* Your instructions:
Draw out every line with the word "BURSA" from the listing below.

* Supplied material:
+ + + + + + +
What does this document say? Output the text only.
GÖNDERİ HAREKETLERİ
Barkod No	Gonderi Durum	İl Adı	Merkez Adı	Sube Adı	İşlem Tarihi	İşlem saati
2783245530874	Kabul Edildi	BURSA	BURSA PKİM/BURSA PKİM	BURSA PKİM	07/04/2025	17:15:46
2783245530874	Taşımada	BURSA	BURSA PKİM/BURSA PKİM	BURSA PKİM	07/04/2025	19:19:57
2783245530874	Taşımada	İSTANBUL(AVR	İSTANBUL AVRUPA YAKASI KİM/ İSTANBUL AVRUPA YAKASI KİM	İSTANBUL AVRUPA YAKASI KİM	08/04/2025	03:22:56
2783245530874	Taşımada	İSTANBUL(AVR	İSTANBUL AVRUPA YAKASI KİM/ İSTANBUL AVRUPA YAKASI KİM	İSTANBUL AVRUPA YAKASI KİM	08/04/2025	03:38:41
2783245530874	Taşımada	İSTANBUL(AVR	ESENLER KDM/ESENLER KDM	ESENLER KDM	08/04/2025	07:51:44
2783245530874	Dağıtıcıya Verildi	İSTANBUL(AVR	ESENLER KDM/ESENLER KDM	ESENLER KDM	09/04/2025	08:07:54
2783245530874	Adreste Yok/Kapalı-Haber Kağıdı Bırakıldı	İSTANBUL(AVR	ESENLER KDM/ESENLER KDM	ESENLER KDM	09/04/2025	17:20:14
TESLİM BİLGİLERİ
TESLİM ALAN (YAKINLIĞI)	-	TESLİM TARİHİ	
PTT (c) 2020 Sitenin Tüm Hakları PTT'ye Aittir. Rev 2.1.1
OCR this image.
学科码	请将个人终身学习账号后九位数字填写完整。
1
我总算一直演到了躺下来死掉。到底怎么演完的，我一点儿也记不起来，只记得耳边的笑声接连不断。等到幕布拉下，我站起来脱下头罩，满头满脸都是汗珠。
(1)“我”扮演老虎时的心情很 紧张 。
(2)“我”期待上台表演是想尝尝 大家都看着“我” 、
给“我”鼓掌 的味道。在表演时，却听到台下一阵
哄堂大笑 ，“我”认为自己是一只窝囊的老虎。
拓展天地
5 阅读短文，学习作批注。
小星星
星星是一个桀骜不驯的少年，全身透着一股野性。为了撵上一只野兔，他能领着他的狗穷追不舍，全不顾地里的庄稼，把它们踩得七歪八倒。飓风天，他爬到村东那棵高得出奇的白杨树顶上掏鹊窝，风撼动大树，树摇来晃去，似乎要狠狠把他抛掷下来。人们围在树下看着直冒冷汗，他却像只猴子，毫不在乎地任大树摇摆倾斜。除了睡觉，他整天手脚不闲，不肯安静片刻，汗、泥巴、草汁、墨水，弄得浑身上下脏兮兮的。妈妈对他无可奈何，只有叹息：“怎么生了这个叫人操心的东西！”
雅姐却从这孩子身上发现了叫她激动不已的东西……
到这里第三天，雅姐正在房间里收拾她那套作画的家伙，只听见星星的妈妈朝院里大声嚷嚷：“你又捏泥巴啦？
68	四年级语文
+ + + + + + +
* Full response:
2783245530874	Kabul Edildi	BURSA	BURSA PKİM/BURSA PKİM	BURSA PKİM	07/04/2025	17:15:46
2783245530874	Taşımada	BURSA	BURSA PKİM/BURSA PKİM	BURSA PKİM	07/04/2025	19:19:57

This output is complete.